[START OF Supplied data]
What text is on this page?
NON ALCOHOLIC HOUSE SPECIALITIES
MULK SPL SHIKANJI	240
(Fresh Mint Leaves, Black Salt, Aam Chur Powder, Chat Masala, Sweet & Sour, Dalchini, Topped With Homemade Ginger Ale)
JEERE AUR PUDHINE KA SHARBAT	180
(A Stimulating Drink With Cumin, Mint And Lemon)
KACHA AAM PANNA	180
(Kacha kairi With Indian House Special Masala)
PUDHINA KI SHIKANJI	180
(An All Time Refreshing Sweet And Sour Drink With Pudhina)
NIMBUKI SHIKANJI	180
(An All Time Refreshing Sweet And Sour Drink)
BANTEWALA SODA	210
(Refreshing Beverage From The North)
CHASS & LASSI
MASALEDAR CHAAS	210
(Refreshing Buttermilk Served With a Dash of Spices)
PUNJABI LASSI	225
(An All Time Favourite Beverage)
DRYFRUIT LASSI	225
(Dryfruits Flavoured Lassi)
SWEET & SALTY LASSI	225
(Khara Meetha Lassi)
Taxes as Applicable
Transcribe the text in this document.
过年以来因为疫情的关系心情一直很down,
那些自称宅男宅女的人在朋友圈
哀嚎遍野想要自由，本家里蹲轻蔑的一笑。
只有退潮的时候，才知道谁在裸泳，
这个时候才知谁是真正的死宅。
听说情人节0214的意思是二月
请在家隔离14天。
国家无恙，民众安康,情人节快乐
[END OF Supplied data]
From the data above, copy each line that holds "Sour".

▸ Response to this exercise
(Fresh Mint Leaves, Black Salt, Aam Chur Powder, Chat Masala, Sweet & Sour, Dalchini, Topped With Homemade Ginger Ale)
(An All Time Refreshing Sweet And Sour Drink With Pudhina)
(An All Time Refreshing Sweet And Sour Drink)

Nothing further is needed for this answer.